____ EXTRACTED INFORMATION

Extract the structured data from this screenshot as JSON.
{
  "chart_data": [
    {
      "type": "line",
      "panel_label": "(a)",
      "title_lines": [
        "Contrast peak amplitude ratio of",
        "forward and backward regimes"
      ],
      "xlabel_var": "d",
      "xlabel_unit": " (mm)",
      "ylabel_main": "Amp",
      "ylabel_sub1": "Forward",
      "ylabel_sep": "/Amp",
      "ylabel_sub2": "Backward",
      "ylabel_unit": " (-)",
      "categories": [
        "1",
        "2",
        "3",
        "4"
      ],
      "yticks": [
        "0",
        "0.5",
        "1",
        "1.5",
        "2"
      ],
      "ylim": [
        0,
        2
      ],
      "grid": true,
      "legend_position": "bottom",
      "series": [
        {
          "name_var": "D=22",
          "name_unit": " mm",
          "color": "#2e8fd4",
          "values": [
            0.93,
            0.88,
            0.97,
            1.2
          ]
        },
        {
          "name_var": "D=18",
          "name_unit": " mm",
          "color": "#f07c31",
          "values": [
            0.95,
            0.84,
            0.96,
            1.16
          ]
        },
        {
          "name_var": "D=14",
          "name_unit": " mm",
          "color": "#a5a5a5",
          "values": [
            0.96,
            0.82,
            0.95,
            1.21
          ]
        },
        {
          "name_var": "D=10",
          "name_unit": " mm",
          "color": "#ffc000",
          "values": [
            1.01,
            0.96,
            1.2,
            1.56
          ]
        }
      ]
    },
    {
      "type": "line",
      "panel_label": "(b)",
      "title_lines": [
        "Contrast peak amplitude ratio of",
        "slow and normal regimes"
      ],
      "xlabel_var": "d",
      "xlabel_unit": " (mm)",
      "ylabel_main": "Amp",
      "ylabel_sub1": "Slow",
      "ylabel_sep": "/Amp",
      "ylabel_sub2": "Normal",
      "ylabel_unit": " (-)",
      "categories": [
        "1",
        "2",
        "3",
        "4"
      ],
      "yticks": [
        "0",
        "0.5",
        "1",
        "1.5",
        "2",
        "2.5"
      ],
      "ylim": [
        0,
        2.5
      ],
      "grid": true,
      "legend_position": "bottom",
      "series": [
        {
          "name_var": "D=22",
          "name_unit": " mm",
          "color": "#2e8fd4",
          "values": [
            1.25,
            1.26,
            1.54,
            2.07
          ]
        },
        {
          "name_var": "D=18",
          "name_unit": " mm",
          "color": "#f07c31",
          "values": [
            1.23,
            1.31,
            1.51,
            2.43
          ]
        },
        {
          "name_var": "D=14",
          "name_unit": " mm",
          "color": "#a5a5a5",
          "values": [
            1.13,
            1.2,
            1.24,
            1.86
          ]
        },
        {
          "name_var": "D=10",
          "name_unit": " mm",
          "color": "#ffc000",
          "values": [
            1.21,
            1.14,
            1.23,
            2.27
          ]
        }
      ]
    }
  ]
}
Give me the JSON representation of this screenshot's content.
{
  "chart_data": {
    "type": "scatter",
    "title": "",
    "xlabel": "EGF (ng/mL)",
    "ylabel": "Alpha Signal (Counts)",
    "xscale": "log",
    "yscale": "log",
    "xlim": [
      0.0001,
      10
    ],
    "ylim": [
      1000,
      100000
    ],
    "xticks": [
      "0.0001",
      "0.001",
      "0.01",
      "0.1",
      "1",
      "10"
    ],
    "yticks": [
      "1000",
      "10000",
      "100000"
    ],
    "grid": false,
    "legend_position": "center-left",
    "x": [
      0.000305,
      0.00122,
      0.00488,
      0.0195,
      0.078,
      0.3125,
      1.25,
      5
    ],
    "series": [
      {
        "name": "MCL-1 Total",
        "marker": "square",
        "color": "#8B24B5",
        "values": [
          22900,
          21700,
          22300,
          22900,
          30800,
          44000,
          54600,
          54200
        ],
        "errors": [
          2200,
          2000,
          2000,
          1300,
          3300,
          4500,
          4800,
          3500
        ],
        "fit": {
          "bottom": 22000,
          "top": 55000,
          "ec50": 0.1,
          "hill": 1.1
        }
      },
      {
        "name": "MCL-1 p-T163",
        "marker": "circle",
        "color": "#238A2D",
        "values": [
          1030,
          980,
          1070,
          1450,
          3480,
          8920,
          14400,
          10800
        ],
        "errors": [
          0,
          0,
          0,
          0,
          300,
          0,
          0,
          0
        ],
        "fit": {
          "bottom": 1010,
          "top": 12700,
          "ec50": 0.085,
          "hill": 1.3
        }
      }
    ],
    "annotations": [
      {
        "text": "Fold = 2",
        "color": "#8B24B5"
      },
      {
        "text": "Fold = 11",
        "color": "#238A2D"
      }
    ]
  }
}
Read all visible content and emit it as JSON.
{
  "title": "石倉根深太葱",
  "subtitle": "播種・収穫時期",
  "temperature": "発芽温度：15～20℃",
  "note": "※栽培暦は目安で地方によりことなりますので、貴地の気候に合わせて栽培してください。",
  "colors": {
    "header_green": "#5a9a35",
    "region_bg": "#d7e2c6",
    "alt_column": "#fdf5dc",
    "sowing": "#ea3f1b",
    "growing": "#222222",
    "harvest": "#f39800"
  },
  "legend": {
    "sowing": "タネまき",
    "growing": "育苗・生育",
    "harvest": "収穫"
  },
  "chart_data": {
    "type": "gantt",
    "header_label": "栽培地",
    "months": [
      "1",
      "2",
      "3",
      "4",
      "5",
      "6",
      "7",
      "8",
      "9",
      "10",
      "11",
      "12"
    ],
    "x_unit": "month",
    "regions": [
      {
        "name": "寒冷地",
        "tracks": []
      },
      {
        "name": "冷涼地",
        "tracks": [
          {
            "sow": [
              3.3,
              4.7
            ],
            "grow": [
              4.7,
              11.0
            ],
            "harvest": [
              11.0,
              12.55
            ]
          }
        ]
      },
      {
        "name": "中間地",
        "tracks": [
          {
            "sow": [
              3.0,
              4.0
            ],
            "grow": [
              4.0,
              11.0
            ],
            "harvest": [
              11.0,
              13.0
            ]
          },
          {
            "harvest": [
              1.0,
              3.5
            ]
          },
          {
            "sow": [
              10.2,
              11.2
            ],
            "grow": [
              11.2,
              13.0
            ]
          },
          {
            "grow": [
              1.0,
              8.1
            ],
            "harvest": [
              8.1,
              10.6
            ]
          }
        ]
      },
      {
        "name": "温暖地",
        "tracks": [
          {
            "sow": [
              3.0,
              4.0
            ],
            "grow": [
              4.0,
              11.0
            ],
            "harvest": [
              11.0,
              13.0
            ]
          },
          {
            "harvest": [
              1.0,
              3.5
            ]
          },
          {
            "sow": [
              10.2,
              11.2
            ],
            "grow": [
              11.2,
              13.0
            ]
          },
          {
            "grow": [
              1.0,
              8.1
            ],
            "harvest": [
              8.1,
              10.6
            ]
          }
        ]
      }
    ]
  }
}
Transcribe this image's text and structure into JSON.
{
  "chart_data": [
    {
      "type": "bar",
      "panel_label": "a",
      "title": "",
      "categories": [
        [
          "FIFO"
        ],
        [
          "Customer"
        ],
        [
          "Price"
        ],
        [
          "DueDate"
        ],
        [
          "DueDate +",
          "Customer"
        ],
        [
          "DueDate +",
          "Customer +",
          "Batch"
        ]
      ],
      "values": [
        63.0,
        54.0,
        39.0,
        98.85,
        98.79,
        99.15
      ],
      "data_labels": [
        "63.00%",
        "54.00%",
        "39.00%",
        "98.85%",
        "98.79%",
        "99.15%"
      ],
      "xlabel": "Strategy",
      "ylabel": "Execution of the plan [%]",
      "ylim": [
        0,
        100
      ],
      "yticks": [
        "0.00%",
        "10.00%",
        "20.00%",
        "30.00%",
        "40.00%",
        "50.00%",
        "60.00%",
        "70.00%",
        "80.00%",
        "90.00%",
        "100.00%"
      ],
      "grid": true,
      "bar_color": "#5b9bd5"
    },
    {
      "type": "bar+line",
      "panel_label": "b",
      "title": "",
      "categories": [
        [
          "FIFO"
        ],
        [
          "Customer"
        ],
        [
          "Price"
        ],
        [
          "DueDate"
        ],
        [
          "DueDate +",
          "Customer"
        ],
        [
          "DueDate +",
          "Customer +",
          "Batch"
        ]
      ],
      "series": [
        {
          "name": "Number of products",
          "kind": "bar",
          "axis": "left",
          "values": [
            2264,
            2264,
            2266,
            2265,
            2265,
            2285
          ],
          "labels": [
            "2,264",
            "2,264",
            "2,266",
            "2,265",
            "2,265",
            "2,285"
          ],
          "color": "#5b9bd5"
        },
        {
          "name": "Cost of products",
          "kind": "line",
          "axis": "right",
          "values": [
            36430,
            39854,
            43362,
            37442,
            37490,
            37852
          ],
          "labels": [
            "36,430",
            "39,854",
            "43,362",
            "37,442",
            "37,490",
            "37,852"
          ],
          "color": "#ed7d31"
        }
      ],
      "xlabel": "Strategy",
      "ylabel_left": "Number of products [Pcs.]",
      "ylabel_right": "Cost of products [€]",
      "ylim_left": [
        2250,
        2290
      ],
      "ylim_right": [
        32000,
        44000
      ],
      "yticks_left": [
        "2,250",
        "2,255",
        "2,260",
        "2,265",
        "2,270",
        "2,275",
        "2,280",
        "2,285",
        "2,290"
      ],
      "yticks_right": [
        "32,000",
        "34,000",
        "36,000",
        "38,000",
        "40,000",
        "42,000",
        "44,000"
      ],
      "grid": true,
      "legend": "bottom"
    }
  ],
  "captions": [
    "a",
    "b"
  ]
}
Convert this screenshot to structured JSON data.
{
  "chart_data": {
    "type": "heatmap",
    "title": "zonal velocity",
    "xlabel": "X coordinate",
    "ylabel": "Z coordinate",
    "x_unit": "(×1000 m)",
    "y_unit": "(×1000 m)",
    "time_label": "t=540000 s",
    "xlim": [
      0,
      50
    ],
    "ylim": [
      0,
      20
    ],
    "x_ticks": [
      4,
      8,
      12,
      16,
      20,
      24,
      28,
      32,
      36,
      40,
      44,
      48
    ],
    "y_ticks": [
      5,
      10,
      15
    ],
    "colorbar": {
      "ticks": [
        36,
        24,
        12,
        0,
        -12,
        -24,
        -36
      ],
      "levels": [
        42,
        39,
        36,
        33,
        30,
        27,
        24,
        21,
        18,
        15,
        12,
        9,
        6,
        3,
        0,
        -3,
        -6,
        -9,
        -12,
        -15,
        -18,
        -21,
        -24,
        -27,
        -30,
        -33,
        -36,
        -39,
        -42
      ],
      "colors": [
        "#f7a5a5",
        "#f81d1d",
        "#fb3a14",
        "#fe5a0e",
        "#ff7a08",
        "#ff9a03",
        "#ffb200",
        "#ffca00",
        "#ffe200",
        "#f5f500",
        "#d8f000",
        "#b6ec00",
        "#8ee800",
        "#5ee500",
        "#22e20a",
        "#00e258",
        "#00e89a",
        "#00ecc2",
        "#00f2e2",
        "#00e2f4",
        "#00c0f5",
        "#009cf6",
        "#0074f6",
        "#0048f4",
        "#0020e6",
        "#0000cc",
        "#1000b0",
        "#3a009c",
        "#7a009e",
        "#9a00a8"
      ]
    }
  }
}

________

▶ _EXERCISE TASK_:
Which lines of the data above contain "JSON"? Copy each one.

▶ _WORKED ANSWER_:
Extract the structured data from this screenshot as JSON.
Give me the JSON representation of this screenshot's content.
Read all visible content and emit it as JSON.
Transcribe this image's text and structure into JSON.
Convert this screenshot to structured JSON data.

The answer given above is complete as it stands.